**Stated goal:** Every entry must be duplicated precisely as written.

**Provided information:**
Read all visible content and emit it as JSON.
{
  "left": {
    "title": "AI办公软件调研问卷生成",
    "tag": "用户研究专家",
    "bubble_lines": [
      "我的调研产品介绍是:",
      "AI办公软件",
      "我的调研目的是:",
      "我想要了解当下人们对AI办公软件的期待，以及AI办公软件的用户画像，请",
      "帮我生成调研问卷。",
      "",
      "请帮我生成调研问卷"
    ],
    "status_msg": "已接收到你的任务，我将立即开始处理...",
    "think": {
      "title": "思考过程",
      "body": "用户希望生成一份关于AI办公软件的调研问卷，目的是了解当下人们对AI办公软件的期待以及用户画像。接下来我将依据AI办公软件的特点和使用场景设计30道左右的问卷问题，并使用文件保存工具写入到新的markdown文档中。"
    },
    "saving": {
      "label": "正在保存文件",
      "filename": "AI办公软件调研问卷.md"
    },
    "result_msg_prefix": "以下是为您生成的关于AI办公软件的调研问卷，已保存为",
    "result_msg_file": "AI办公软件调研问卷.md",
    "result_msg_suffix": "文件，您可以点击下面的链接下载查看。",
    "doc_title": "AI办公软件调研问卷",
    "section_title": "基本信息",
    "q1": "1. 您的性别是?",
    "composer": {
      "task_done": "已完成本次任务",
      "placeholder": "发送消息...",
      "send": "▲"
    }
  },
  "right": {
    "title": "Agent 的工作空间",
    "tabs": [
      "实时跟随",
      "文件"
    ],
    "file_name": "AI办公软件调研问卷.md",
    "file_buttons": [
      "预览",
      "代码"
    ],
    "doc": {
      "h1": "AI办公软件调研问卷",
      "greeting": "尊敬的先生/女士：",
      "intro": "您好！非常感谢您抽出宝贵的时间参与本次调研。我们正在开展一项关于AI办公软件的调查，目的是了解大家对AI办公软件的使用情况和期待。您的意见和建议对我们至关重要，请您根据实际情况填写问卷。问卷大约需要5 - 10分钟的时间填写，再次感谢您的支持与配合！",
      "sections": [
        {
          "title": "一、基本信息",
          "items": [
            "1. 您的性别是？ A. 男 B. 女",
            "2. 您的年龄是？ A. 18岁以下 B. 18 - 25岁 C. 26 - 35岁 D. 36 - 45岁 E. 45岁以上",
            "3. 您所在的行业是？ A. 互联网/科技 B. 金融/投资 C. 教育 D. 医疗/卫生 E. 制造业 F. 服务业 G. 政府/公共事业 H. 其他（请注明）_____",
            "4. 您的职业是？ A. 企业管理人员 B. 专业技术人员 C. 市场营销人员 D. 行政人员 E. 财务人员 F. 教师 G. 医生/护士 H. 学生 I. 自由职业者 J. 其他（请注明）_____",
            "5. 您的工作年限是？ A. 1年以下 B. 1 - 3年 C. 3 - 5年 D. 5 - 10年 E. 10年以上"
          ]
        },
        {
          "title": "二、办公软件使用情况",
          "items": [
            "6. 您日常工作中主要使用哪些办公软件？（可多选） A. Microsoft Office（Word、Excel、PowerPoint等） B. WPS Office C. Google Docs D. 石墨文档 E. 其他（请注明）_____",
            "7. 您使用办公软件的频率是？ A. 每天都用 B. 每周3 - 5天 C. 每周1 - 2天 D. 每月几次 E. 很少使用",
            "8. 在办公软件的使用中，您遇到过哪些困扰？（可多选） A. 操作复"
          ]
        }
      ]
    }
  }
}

**Solution to this task:**
Read all visible content and emit it as JSON.
{
  "left": {
    "title": "AI办公软件调研问卷生成",
    "tag": "用户研究专家",
    "bubble_lines": [
      "我的调研产品介绍是:",
      "AI办公软件",
      "我的调研目的是:",
      "我想要了解当下人们对AI办公软件的期待，以及AI办公软件的用户画像，请",
      "帮我生成调研问卷。",
      "",
      "请帮我生成调研问卷"
    ],
    "status_msg": "已接收到你的任务，我将立即开始处理...",
    "think": {
      "title": "思考过程",
      "body": "用户希望生成一份关于AI办公软件的调研问卷，目的是了解当下人们对AI办公软件的期待以及用户画像。接下来我将依据AI办公软件的特点和使用场景设计30道左右的问卷问题，并使用文件保存工具写入到新的markdown文档中。"
    },
    "saving": {
      "label": "正在保存文件",
      "filename": "AI办公软件调研问卷.md"
    },
    "result_msg_prefix": "以下是为您生成的关于AI办公软件的调研问卷，已保存为",
    "result_msg_file": "AI办公软件调研问卷.md",
    "result_msg_suffix": "文件，您可以点击下面的链接下载查看。",
    "doc_title": "AI办公软件调研问卷",
    "section_title": "基本信息",
    "q1": "1. 您的性别是?",
    "composer": {
      "task_done": "已完成本次任务",
      "placeholder": "发送消息...",
      "send": "▲"
    }
  },
  "right": {
    "title": "Agent 的工作空间",
    "tabs": [
      "实时跟随",
      "文件"
    ],
    "file_name": "AI办公软件调研问卷.md",
    "file_buttons": [
      "预览",
      "代码"
    ],
    "doc": {
      "h1": "AI办公软件调研问卷",
      "greeting": "尊敬的先生/女士：",
      "intro": "您好！非常感谢您抽出宝贵的时间参与本次调研。我们正在开展一项关于AI办公软件的调查，目的是了解大家对AI办公软件的使用情况和期待。您的意见和建议对我们至关重要，请您根据实际情况填写问卷。问卷大约需要5 - 10分钟的时间填写，再次感谢您的支持与配合！",
      "sections": [
        {
          "title": "一、基本信息",
          "items": [
            "1. 您的性别是？ A. 男 B. 女",
            "2. 您的年龄是？ A. 18岁以下 B. 18 - 25岁 C. 26 - 35岁 D. 36 - 45岁 E. 45岁以上",
            "3. 您所在的行业是？ A. 互联网/科技 B. 金融/投资 C. 教育 D. 医疗/卫生 E. 制造业 F. 服务业 G. 政府/公共事业 H. 其他（请注明）_____",
            "4. 您的职业是？ A. 企业管理人员 B. 专业技术人员 C. 市场营销人员 D. 行政人员 E. 财务人员 F. 教师 G. 医生/护士 H. 学生 I. 自由职业者 J. 其他（请注明）_____",
            "5. 您的工作年限是？ A. 1年以下 B. 1 - 3年 C. 3 - 5年 D. 5 - 10年 E. 10年以上"
          ]
        },
        {
          "title": "二、办公软件使用情况",
          "items": [
            "6. 您日常工作中主要使用哪些办公软件？（可多选） A. Microsoft Office（Word、Excel、PowerPoint等） B. WPS Office C. Google Docs D. 石墨文档 E. 其他（请注明）_____",
            "7. 您使用办公软件的频率是？ A. 每天都用 B. 每周3 - 5天 C. 每周1 - 2天 D. 每月几次 E. 很少使用",
            "8. 在办公软件的使用中，您遇到过哪些困扰？（可多选） A. 操作复"
          ]
        }
      ]
    }
  }
}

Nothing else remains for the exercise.